- **Dataset records**
-- Opening Marker --

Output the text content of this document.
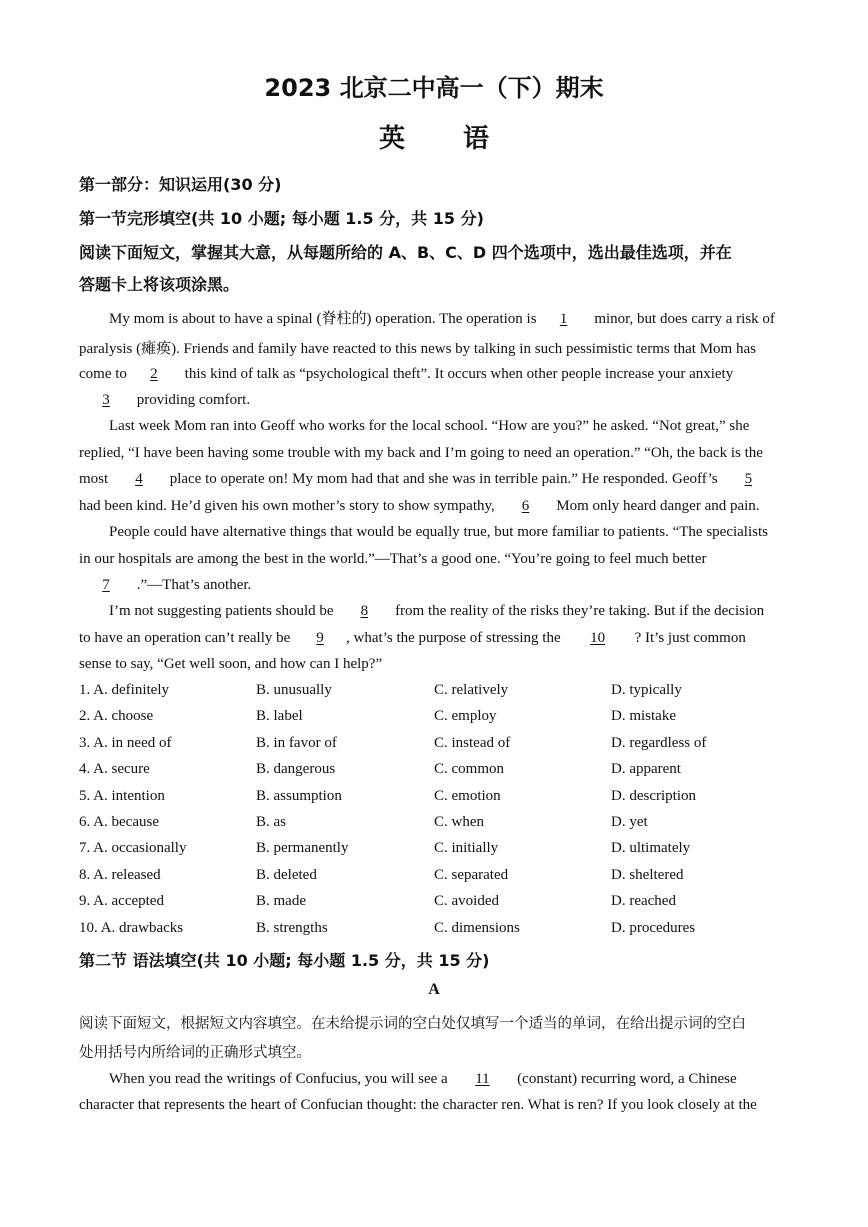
2023 北京二中高一（下）期末
英语
第一部分：知识运用(30 分)
第一节完形填空(共 10 小题; 每小题 1.5 分，共 15 分)
阅读下面短文，掌握其大意，从每题所给的 A、B、C、D 四个选项中，选出最佳选项，并在
答题卡上将该项涂黑。
My mom is about to have a spinal (脊柱的) operation. The operation is 1 minor, but does carry a risk of
paralysis (瘫痪). Friends and family have reacted to this news by talking in such pessimistic terms that Mom has
come to 2 this kind of talk as “psychological theft”. It occurs when other people increase your anxiety
3 providing comfort.
Last week Mom ran into Geoff who works for the local school. “How are you?” he asked. “Not great,” she
replied, “I have been having some trouble with my back and I’m going to need an operation.” “Oh, the back is the
most 4 place to operate on! My mom had that and she was in terrible pain.” He responded. Geoff’s 5
had been kind. He’d given his own mother’s story to show sympathy, 6 Mom only heard danger and pain.
People could have alternative things that would be equally true, but more familiar to patients. “The specialists
in our hospitals are among the best in the world.”—That’s a good one. “You’re going to feel much better
7 .”—That’s another.
I’m not suggesting patients should be 8 from the reality of the risks they’re taking. But if the decision
to have an operation can’t really be 9 , what’s the purpose of stressing the 10 ? It’s just common
sense to say, “Get well soon, and how can I help?”
1. A. definitely	B. unusually	C. relatively	D. typically
2. A. choose	B. label	C. employ	D. mistake
3. A. in need of	B. in favor of	C. instead of	D. regardless of
4. A. secure	B. dangerous	C. common	D. apparent
5. A. intention	B. assumption	C. emotion	D. description
6. A. because	B. as	C. when	D. yet
7. A. occasionally	B. permanently	C. initially	D. ultimately
8. A. released	B. deleted	C. separated	D. sheltered
9. A. accepted	B. made	C. avoided	D. reached
10. A. drawbacks	B. strengths	C. dimensions	D. procedures
第二节 语法填空(共 10 小题; 每小题 1.5 分，共 15 分)
A
阅读下面短文，根据短文内容填空。在未给提示词的空白处仅填写一个适当的单词，在给出提示词的空白
处用括号内所给词的正确形式填空。
When you read the writings of Confucius, you will see a 11 (constant) recurring word, a Chinese
character that represents the heart of Confucian thought: the character ren. What is ren? If you look closely at the
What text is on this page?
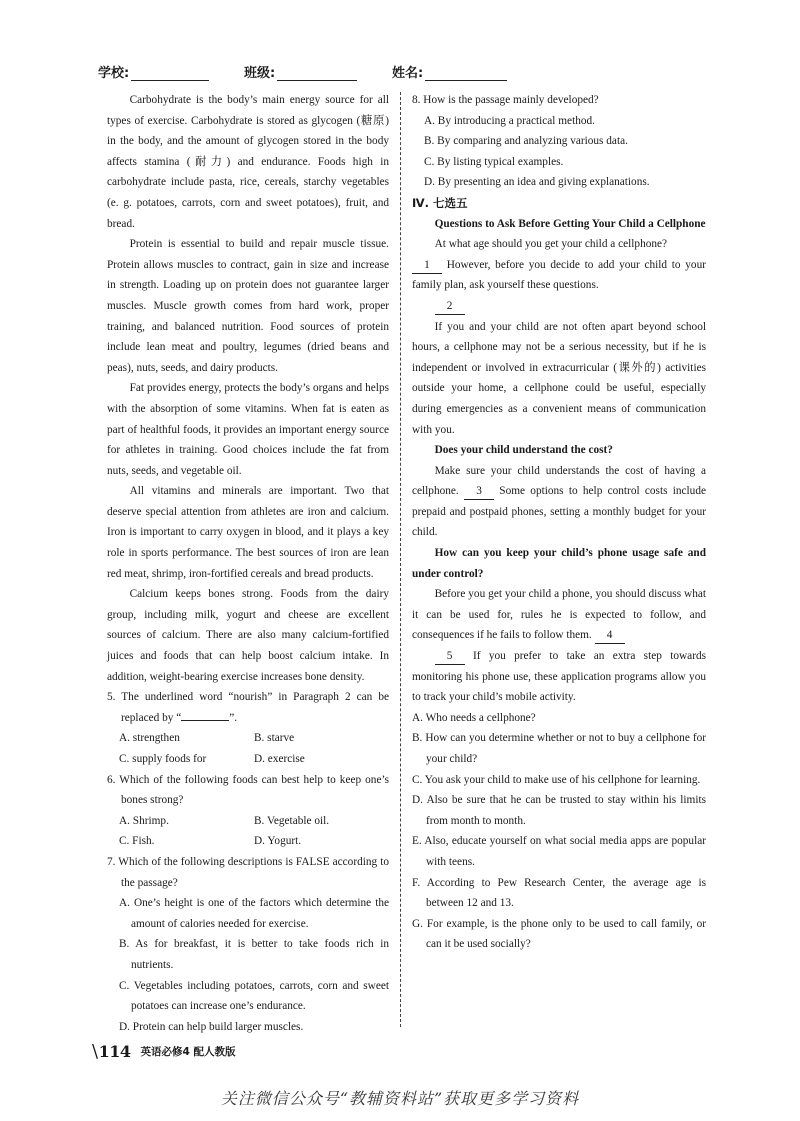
学校:	班级:	姓名:

Carbohydrate is the body’s main energy source for all types of exercise. Carbohydrate is stored as glycogen (糖原) in the body, and the amount of glycogen stored in the body affects stamina (耐力) and endurance. Foods high in carbohydrate include pasta, rice, cereals, starchy vegetables (e. g. potatoes, carrots, corn and sweet potatoes), fruit, and bread.

Protein is essential to build and repair muscle tissue. Protein allows muscles to contract, gain in size and increase in strength. Loading up on protein does not guarantee larger muscles. Muscle growth comes from hard work, proper training, and balanced nutrition. Food sources of protein include lean meat and poultry, legumes (dried beans and peas), nuts, seeds, and dairy products.

Fat provides energy, protects the body’s organs and helps with the absorption of some vitamins. When fat is eaten as part of healthful foods, it provides an important energy source for athletes in training. Good choices include the fat from nuts, seeds, and vegetable oil.

All vitamins and minerals are important. Two that deserve special attention from athletes are iron and calcium. Iron is important to carry oxygen in blood, and it plays a key role in sports performance. The best sources of iron are lean red meat, shrimp, iron-fortified cereals and bread products.

Calcium keeps bones strong. Foods from the dairy group, including milk, yogurt and cheese are excellent sources of calcium. There are also many calcium-fortified juices and foods that can help boost calcium intake. In addition, weight-bearing exercise increases bone density.

5. The underlined word “nourish” in Paragraph 2 can be replaced by “	”.
A. strengthen	B. starve
C. supply foods for	D. exercise
6. Which of the following foods can best help to keep one’s bones strong?
A. Shrimp.	B. Vegetable oil.
C. Fish.	D. Yogurt.
7. Which of the following descriptions is FALSE according to the passage?
A. One’s height is one of the factors which determine the amount of calories needed for exercise.
B. As for breakfast, it is better to take foods rich in nutrients.
C. Vegetables including potatoes, carrots, corn and sweet potatoes can increase one’s endurance.
D. Protein can help build larger muscles.
8. How is the passage mainly developed?
A. By introducing a practical method.
B. By comparing and analyzing various data.
C. By listing typical examples.
D. By presenting an idea and giving explanations.
Ⅳ. 七选五
Questions to Ask Before Getting Your Child a Cellphone

At what age should you get your child a cellphone?
1 However, before you decide to add your child to your family plan, ask yourself these questions.

2

If you and your child are not often apart beyond school hours, a cellphone may not be a serious necessity, but if he is independent or involved in extracurricular (课外的) activities outside your home, a cellphone could be useful, especially during emergencies as a convenient means of communication with you.

Does your child understand the cost?

Make sure your child understands the cost of having a cellphone. 3 Some options to help control costs include prepaid and postpaid phones, setting a monthly budget for your child.

How can you keep your child’s phone usage safe and under control?

Before you get your child a phone, you should discuss what it can be used for, rules he is expected to follow, and consequences if he fails to follow them. 4

5 If you prefer to take an extra step towards monitoring his phone use, these application programs allow you to track your child’s mobile activity.

A. Who needs a cellphone?
B. How can you determine whether or not to buy a cellphone for your child?
C. You ask your child to make use of his cellphone for learning.
D. Also be sure that he can be trusted to stay within his limits from month to month.
E. Also, educate yourself on what social media apps are popular with teens.
F. According to Pew Research Center, the average age is between 12 and 13.
G. For example, is the phone only to be used to call family, or can it be used socially?
\114 英语必修4 配人教版
关注微信公众号“教辅资料站”获取更多学习资料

-- Closing Marker --

- **Problem**
Take each line in the listing that has the word "calcium" and copy it.

- **Response area**
All vitamins and minerals are important. Two that deserve special attention from athletes are iron and calcium. Iron is important to carry oxygen in blood, and it plays a key role in sports performance. The best sources of iron are lean red meat, shrimp, iron-fortified cereals and bread products.
Calcium keeps bones strong. Foods from the dairy group, including milk, yogurt and cheese are excellent sources of calcium. There are also many calcium-fortified juices and foods that can help boost calcium intake. In addition, weight-bearing exercise increases bone density.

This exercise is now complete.